:: Exercise objective ::
From the listing below, extract every line in which the word "Senha" appears.

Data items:
============================================================
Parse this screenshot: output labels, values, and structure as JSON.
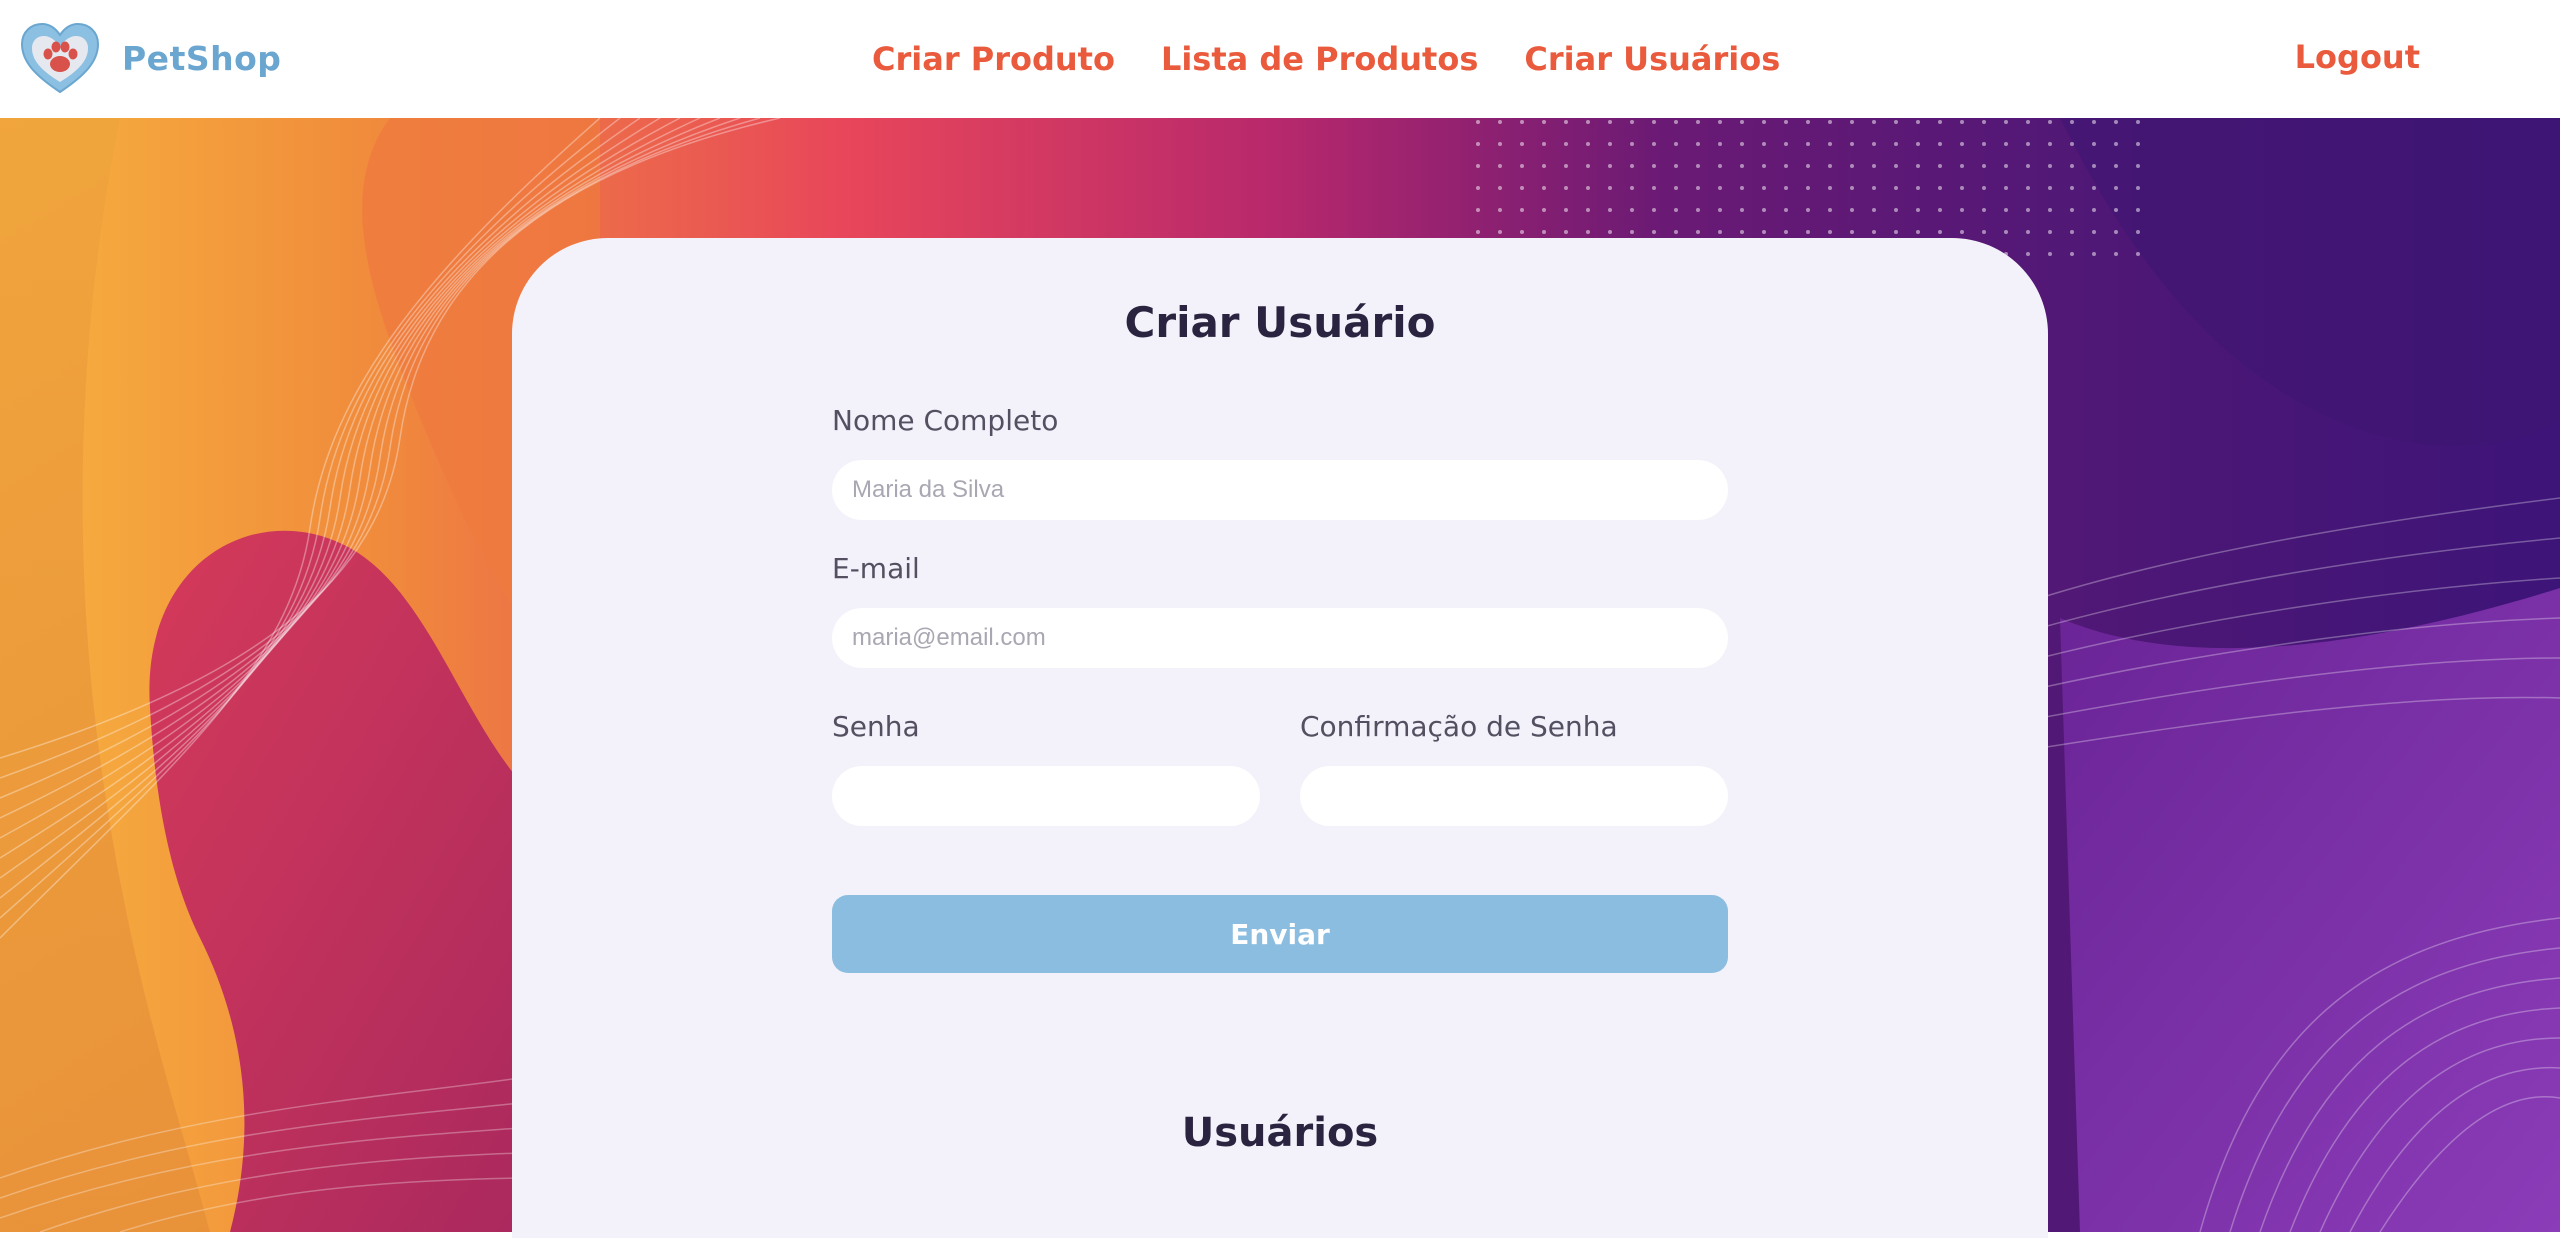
{
  "header": {
    "brand": "PetShop",
    "nav": [
      "Criar Produto",
      "Lista de Produtos",
      "Criar Usuários"
    ],
    "logout": "Logout"
  },
  "form": {
    "title": "Criar Usuário",
    "name_label": "Nome Completo",
    "name_placeholder": "Maria da Silva",
    "email_label": "E-mail",
    "email_placeholder": "maria@email.com",
    "password_label": "Senha",
    "confirm_label": "Confirmação de Senha",
    "submit_label": "Enviar"
  },
  "users_section": {
    "title": "Usuários"
  },
  "colors": {
    "nav_accent": "#ea5a3c",
    "brand": "#6aa6cf",
    "submit": "#8bbde0"
  }
}
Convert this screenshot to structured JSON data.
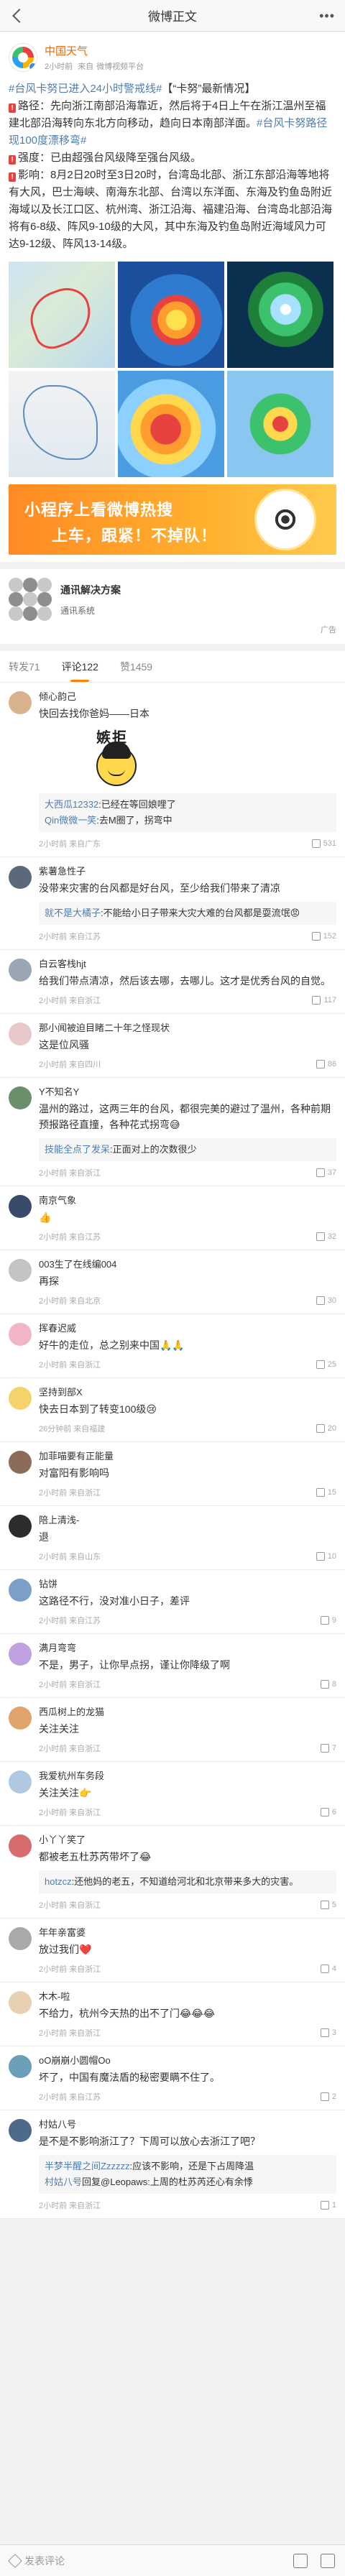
{
  "header": {
    "title": "微博正文"
  },
  "post": {
    "author": "中国天气",
    "time": "2小时前",
    "source_prefix": "来自",
    "source": "微博视频平台",
    "text_tag1": "#台风卡努已进入24小时警戒线#",
    "text_head": "【“卡努”最新情况】",
    "text_path_label": "路径：",
    "text_path": "先向浙江南部沿海靠近，然后将于4日上午在浙江温州至福建北部沿海转向东北方向移动，趋向日本南部洋面。",
    "text_tag2": "#台风卡努路径现100度漂移弯#",
    "text_strength_label": "强度：",
    "text_strength": "已由超强台风级降至强台风级。",
    "text_impact_label": "影响：",
    "text_impact": "8月2日20时至3日20时，台湾岛北部、浙江东部沿海等地将有大风，巴士海峡、南海东北部、台湾以东洋面、东海及钓鱼岛附近海域以及长江口区、杭州湾、浙江沿海、福建沿海、台湾岛北部沿海将有6-8级、阵风9-10级的大风，其中东海及钓鱼岛附近海域风力可达9-12级、阵风13-14级。",
    "banner_line1": "小程序上看微博热搜",
    "banner_line2": "上车，跟紧！不掉队！"
  },
  "ad": {
    "title": "通讯解决方案",
    "subtitle": "通讯系统",
    "tag": "广告"
  },
  "tabs": [
    {
      "label": "转发71"
    },
    {
      "label": "评论122"
    },
    {
      "label": "赞1459"
    }
  ],
  "comments": [
    {
      "name": "倾心韵己",
      "text": "快回去找你爸妈——日本",
      "sticker": "嫉拒",
      "replies": [
        {
          "user": "大西瓜12332",
          "text": ":已经在等回娘哩了"
        },
        {
          "user": "Qin微微一笑",
          "text": ":去M圈了，拐弯中"
        }
      ],
      "time": "2小时前 来自广东",
      "likes": "531"
    },
    {
      "name": "紫薯急性子",
      "text": "没带来灾害的台风都是好台风，至少给我们带来了清凉",
      "replies": [
        {
          "user": "就不是大橘子",
          "text": ":不能给小日子带来大灾大难的台风都是耍流氓😡"
        }
      ],
      "time": "2小时前 来自江苏",
      "likes": "152"
    },
    {
      "name": "白云客栈hjt",
      "text": "给我们带点清凉，然后该去哪，去哪儿。这才是优秀台风的自觉。",
      "time": "2小时前 来自浙江",
      "likes": "117"
    },
    {
      "name": "那小闻被迫目睹二十年之怪现状",
      "text": "这是位风骚",
      "time": "2小时前 来自四川",
      "likes": "86"
    },
    {
      "name": "Y不知名Y",
      "text": "温州的路过，这两三年的台风，都很完美的避过了温州，各种前期预报路径直撞，各种花式拐弯😅",
      "replies": [
        {
          "user": "技能全点了发呆",
          "text": ":正面对上的次数很少"
        }
      ],
      "time": "2小时前 来自浙江",
      "likes": "37"
    },
    {
      "name": "南京气象",
      "text": "👍",
      "time": "2小时前 来自江苏",
      "likes": "32"
    },
    {
      "name": "003生了在线编004",
      "text": "再探",
      "time": "2小时前 来自北京",
      "likes": "30"
    },
    {
      "name": "挥春迟威",
      "text": "好牛的走位，总之别来中国🙏🙏",
      "time": "2小时前 来自浙江",
      "likes": "25"
    },
    {
      "name": "坚持到部X",
      "text": "快去日本到了转变100级😢",
      "time": "26分钟前 来自福建",
      "likes": "20"
    },
    {
      "name": "加菲喵要有正能量",
      "text": "对富阳有影响吗",
      "time": "2小时前 来自浙江",
      "likes": "15"
    },
    {
      "name": "陪上清浅-",
      "text": "退",
      "time": "2小时前 来自山东",
      "likes": "10"
    },
    {
      "name": "钻饼",
      "text": "这路径不行，没对准小日子，差评",
      "time": "2小时前 来自江苏",
      "likes": "9"
    },
    {
      "name": "满月弯弯",
      "text": "不是，男子，让你早点拐，谨让你降级了啊",
      "time": "2小时前 来自浙江",
      "likes": "8"
    },
    {
      "name": "西瓜树上的龙猫",
      "text": "关注关注",
      "time": "2小时前 来自浙江",
      "likes": "7"
    },
    {
      "name": "我爱杭州车务段",
      "text": "关注关注👉",
      "time": "2小时前 来自浙江",
      "likes": "6"
    },
    {
      "name": "小丫丫笑了",
      "text": "都被老五杜苏芮带坏了😂",
      "replies": [
        {
          "user": "hotzcz",
          "text": ":还他妈的老五，不知道给河北和北京带来多大的灾害。"
        }
      ],
      "time": "2小时前 来自浙江",
      "likes": "5"
    },
    {
      "name": "年年亲富婆",
      "text": "放过我们❤️",
      "time": "2小时前 来自浙江",
      "likes": "4"
    },
    {
      "name": "木木-啦",
      "text": "不给力，杭州今天热的出不了门😂😂😂",
      "time": "2小时前 来自浙江",
      "likes": "3"
    },
    {
      "name": "oO崩崩小圆帽Oo",
      "text": "坏了，中国有魔法盾的秘密要瞒不住了。",
      "time": "2小时前 来自江苏",
      "likes": "2"
    },
    {
      "name": "村姑八号",
      "text": "是不是不影响浙江了？下周可以放心去浙江了吧？",
      "replies": [
        {
          "user": "半梦半醒之间Zzzzzz",
          "text": ":应该不影响，还是下占周降温"
        },
        {
          "user": "村姑八号",
          "text": "回复@Leopaws:上周的杜苏芮还心有余悸"
        }
      ],
      "time": "2小时前 来自浙江",
      "likes": "1"
    }
  ],
  "bottom": {
    "placeholder": "发表评论"
  }
}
============================================================
:: Result below ::
    "password_label": "Senha",
    "confirm_label": "Confirmação de Senha",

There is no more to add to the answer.